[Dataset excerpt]
------------------------------------------------------------------------

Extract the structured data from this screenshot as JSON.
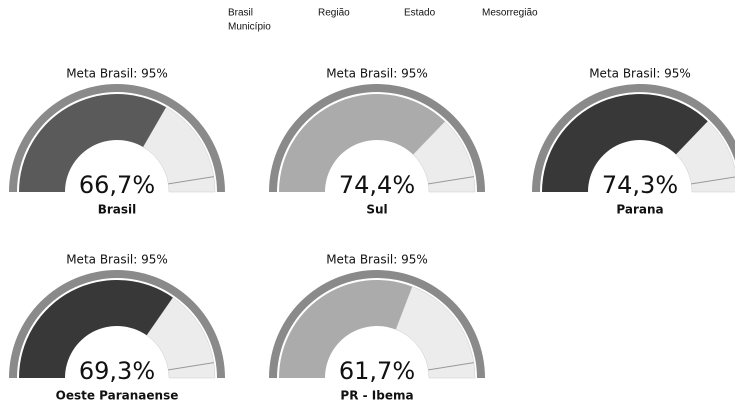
{
  "nav": [
    "Brasil",
    "Região",
    "Estado",
    "Mesorregião",
    "Município"
  ],
  "chart_data": [
    {
      "type": "gauge",
      "title": "Meta Brasil: 95%",
      "target": 95,
      "value": 66.7,
      "value_label": "66,7%",
      "label": "Brasil",
      "color": "#5a5a5a",
      "ylim": [
        0,
        100
      ]
    },
    {
      "type": "gauge",
      "title": "Meta Brasil: 95%",
      "target": 95,
      "value": 74.4,
      "value_label": "74,4%",
      "label": "Sul",
      "color": "#ababab",
      "ylim": [
        0,
        100
      ]
    },
    {
      "type": "gauge",
      "title": "Meta Brasil: 95%",
      "target": 95,
      "value": 74.3,
      "value_label": "74,3%",
      "label": "Parana",
      "color": "#383838",
      "ylim": [
        0,
        100
      ]
    },
    {
      "type": "gauge",
      "title": "Meta Brasil: 95%",
      "target": 95,
      "value": 69.3,
      "value_label": "69,3%",
      "label": "Oeste Paranaense",
      "color": "#383838",
      "ylim": [
        0,
        100
      ]
    },
    {
      "type": "gauge",
      "title": "Meta Brasil: 95%",
      "target": 95,
      "value": 61.7,
      "value_label": "61,7%",
      "label": "PR - Ibema",
      "color": "#ababab",
      "ylim": [
        0,
        100
      ]
    }
  ]
}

------------------------------------------------------------------------

### What the task requires:
Quote the entries above word for word. Leave the images out.

### Task answer:
Extract the structured data from this screenshot as JSON.
{
  "nav": [
    "Brasil",
    "Região",
    "Estado",
    "Mesorregião",
    "Município"
  ],
  "chart_data": [
    {
      "type": "gauge",
      "title": "Meta Brasil: 95%",
      "target": 95,
      "value": 66.7,
      "value_label": "66,7%",
      "label": "Brasil",
      "color": "#5a5a5a",
      "ylim": [
        0,
        100
      ]
    },
    {
      "type": "gauge",
      "title": "Meta Brasil: 95%",
      "target": 95,
      "value": 74.4,
      "value_label": "74,4%",
      "label": "Sul",
      "color": "#ababab",
      "ylim": [
        0,
        100
      ]
    },
    {
      "type": "gauge",
      "title": "Meta Brasil: 95%",
      "target": 95,
      "value": 74.3,
      "value_label": "74,3%",
      "label": "Parana",
      "color": "#383838",
      "ylim": [
        0,
        100
      ]
    },
    {
      "type": "gauge",
      "title": "Meta Brasil: 95%",
      "target": 95,
      "value": 69.3,
      "value_label": "69,3%",
      "label": "Oeste Paranaense",
      "color": "#383838",
      "ylim": [
        0,
        100
      ]
    },
    {
      "type": "gauge",
      "title": "Meta Brasil: 95%",
      "target": 95,
      "value": 61.7,
      "value_label": "61,7%",
      "label": "PR - Ibema",
      "color": "#ababab",
      "ylim": [
        0,
        100
      ]
    }
  ]
}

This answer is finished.